(TASK DESCRIPTION): The records below are to be quoted in full; please keep every word exact.

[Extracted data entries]
========

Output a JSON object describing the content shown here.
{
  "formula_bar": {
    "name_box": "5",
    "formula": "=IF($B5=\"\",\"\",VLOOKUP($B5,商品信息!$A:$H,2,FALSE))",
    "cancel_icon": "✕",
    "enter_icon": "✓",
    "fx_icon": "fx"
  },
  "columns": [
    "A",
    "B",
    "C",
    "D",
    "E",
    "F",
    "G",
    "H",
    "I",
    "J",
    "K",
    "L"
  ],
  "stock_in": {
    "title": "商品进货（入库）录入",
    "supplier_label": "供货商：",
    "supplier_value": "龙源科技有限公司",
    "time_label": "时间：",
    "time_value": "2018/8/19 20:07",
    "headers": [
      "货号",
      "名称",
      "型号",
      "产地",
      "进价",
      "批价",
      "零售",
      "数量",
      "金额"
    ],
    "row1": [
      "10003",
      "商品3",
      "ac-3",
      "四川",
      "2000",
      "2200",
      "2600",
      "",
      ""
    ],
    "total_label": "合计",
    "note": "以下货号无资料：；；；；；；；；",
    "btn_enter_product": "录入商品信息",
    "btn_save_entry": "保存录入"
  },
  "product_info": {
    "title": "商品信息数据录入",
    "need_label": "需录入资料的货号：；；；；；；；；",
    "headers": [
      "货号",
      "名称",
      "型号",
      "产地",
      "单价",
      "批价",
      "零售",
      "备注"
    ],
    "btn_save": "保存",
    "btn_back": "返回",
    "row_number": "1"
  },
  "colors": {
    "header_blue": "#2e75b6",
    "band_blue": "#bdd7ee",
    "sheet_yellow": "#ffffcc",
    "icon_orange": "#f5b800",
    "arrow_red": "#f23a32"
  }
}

========

(ANSWER TO THIS EXERCISE):
Output a JSON object describing the content shown here.
{
  "formula_bar": {
    "name_box": "5",
    "formula": "=IF($B5=\"\",\"\",VLOOKUP($B5,商品信息!$A:$H,2,FALSE))",
    "cancel_icon": "✕",
    "enter_icon": "✓",
    "fx_icon": "fx"
  },
  "columns": [
    "A",
    "B",
    "C",
    "D",
    "E",
    "F",
    "G",
    "H",
    "I",
    "J",
    "K",
    "L"
  ],
  "stock_in": {
    "title": "商品进货（入库）录入",
    "supplier_label": "供货商：",
    "supplier_value": "龙源科技有限公司",
    "time_label": "时间：",
    "time_value": "2018/8/19 20:07",
    "headers": [
      "货号",
      "名称",
      "型号",
      "产地",
      "进价",
      "批价",
      "零售",
      "数量",
      "金额"
    ],
    "row1": [
      "10003",
      "商品3",
      "ac-3",
      "四川",
      "2000",
      "2200",
      "2600",
      "",
      ""
    ],
    "total_label": "合计",
    "note": "以下货号无资料：；；；；；；；；",
    "btn_enter_product": "录入商品信息",
    "btn_save_entry": "保存录入"
  },
  "product_info": {
    "title": "商品信息数据录入",
    "need_label": "需录入资料的货号：；；；；；；；；",
    "headers": [
      "货号",
      "名称",
      "型号",
      "产地",
      "单价",
      "批价",
      "零售",
      "备注"
    ],
    "btn_save": "保存",
    "btn_back": "返回",
    "row_number": "1"
  },
  "colors": {
    "header_blue": "#2e75b6",
    "band_blue": "#bdd7ee",
    "sheet_yellow": "#ffffcc",
    "icon_orange": "#f5b800",
    "arrow_red": "#f23a32"
  }
}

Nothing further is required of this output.